### Text excerpt
--
The Major Arcana are the named or numbered cards in a cartomantic tarot pack, the name being originally given by occultists to the trump cards of a normal tarot pack used for playing card games. There are usually 22 such cards in a standard 78-card pack, typically numbered from 0 to 21 (in card playing packs, there is no 0, the unnumbered card is the Fool). The name is not used by tarot card game players.

Prior to the 17th century, tarot cards were solely used for playing games and the Fool and 21 trumps were simply part of a standard card pack used for gaming and gambling. There may have been allegorical and cultural significance attached to them, but beyond that, the trumps originally had no mystical or magical import. With decks designed for card games (Tarot card games), these cards serve as permanent trumps and are distinguished from the remaining cards -- the suit cards -- which are known by occultists as the Minor Arcana.

The terms "Major" and "Minor Arcana" are used in the occult, and divinatory applications of the deck as in practising Esoteric Tarot and originate with Jean-Baptiste Pitois (1811–1877), writing under the name Paul Christian.
--
### Given exercise A
Answer the following questions from the text on the Major Arcana.
(i) How many Major Arcana cards does a standard 78-card pack usually contain?
(ii) Before which century were tarot cards used solely for playing games?
(iii) Under what name did Jean-Baptiste Pitois write?
### Given exercise B
Condense the paragraph of the text on the Major Arcana that begins "Prior to the 17th century" into a shorter version, keeping its main facts.
### Given exercise C
Carry the text on the Major Arcana forward from its final sentence.

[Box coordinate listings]
--
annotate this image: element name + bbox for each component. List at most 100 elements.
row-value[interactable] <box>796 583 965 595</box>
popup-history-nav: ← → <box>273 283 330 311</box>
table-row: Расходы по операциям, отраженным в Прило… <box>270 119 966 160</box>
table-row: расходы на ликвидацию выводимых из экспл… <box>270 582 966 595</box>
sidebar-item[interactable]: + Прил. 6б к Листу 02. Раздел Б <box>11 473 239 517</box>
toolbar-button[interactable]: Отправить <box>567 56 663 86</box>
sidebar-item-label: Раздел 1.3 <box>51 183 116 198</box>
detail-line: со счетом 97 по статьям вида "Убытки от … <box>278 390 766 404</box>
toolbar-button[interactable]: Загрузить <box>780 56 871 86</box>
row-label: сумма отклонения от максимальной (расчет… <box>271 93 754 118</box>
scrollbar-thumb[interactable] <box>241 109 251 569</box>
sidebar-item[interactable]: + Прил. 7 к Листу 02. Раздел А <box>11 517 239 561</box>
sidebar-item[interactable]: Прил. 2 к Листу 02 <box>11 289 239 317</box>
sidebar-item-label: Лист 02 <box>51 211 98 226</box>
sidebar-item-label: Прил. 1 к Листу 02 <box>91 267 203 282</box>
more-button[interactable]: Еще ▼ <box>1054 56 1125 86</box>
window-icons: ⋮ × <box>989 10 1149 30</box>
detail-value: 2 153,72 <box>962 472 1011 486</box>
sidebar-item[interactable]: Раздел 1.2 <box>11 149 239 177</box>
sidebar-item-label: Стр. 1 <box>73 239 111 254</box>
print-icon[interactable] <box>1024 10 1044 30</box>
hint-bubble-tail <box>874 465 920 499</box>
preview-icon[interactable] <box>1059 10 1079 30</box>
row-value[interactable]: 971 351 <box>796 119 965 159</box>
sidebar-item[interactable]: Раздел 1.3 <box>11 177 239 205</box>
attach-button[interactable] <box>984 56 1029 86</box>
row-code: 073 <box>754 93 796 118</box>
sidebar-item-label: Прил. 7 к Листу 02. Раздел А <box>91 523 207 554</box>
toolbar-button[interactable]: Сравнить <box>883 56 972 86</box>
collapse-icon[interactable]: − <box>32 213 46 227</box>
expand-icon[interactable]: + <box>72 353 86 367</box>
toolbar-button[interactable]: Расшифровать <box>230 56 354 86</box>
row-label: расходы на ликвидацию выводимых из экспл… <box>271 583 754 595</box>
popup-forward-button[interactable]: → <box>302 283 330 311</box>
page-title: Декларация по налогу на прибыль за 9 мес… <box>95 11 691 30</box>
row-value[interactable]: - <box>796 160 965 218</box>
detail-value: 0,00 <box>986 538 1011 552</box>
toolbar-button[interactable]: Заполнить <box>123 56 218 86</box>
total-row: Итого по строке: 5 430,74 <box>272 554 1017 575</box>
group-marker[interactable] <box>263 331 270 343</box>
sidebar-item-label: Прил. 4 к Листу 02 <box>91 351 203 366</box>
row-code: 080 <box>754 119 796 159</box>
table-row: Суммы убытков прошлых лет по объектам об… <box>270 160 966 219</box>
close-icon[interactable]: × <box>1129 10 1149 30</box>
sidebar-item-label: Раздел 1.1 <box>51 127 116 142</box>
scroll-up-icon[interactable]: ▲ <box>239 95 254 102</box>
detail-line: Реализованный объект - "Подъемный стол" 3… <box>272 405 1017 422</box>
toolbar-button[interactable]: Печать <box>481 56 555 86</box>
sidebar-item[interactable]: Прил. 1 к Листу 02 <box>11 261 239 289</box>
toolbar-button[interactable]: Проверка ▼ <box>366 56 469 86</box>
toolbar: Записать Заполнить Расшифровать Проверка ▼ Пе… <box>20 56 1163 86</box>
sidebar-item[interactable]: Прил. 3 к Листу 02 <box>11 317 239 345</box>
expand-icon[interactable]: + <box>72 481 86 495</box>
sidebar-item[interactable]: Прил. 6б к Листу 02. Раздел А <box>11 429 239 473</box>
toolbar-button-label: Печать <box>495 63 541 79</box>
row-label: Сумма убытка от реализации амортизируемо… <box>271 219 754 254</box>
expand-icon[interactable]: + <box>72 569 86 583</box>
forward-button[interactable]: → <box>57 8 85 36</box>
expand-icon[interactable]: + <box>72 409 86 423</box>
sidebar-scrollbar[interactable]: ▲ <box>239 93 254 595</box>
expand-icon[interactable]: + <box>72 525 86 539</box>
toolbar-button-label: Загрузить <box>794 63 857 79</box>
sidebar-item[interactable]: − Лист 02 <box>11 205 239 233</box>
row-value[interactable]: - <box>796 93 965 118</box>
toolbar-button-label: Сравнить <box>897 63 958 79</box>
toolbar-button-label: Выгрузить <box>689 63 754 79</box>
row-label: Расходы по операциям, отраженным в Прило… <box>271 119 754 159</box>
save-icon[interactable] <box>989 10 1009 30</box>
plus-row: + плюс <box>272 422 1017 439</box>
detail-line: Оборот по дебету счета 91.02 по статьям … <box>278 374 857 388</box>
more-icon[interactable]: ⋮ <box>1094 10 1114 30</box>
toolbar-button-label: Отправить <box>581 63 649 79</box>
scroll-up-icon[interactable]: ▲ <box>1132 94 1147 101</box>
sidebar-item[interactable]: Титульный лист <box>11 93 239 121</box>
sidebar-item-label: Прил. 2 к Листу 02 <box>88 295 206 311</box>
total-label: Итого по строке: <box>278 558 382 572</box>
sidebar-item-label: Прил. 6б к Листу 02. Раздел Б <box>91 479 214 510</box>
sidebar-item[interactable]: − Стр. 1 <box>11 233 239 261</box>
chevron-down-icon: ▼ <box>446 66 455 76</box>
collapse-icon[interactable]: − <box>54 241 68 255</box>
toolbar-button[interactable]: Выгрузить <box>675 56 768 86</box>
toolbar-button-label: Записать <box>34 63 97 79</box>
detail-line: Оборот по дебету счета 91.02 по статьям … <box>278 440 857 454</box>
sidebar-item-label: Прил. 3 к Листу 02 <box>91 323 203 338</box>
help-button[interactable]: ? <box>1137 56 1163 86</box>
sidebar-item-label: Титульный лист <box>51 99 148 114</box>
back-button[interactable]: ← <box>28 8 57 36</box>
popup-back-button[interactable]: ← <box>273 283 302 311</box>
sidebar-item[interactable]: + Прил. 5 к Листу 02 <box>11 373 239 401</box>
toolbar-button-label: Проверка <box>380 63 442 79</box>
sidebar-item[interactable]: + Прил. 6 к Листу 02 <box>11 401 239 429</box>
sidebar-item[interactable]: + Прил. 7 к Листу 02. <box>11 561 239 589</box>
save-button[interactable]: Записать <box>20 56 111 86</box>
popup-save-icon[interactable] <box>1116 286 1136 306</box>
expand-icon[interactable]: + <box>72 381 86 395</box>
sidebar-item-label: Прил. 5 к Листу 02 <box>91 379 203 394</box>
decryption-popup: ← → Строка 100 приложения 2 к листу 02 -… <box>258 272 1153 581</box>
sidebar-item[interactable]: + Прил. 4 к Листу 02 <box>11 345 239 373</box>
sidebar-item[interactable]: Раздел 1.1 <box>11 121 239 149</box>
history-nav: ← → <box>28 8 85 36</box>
--
### Final answer A
(i) 22
(ii) The 17th century
(iii) Paul Christian

### Final answer B
Until the 17th century, tarot cards served only for games, and the Fool and 21 trumps were ordinary parts of a pack used for gaming and gambling. Whatever allegorical or cultural meaning they carried, the trumps originally had no mystical significance. In tarot card game decks, these cards act as permanent trumps, set apart from the suit cards, which occultists call the Minor Arcana.

### Final answer C
Sir Michael Dummett writes that the Fool and trump cards originally had simple allegorical or esoteric meaning, mostly originating in elite ideology in the Italian courts of the 15th century when it was invented. The occult significance began to emerge in the 18th century when Antoine Court de Gébelin, a Swiss clergyman and Freemason, published Le Monde Primitif. The construction of the occult and divinatory significance of the tarot, and the Major and Minor Arcana, continued on from there. For example, Court de Gébelin claimed an Egyptian, kabbalistic, and divine significance of the tarot trumps; Etteilla created a method of divination using tarot; Éliphas Lévi worked to break away from the Egyptian nature of the divinatory tarot, bringing it back to the tarot de Marseilles, creating a "tortuous" kabbalastic correspondence, and even suggested that the Major Arcana represent stages of life. The Marquis Stanislas de Guaita established the Major Arcana as an initiatory sequence to be used to establish a path of spiritual ascension and evolution. In 1980 Sallie Nichols, a Jungian psychologist, wrote of the tarot as having deep psychological and archetypal significance, even encoding the entire process of Jungian individuation into the tarot trumps. 

These various interpretations of the Major Arcana developed in stages, all of which continue to exert significant influence on practitioners' explanations of the Major Arcana.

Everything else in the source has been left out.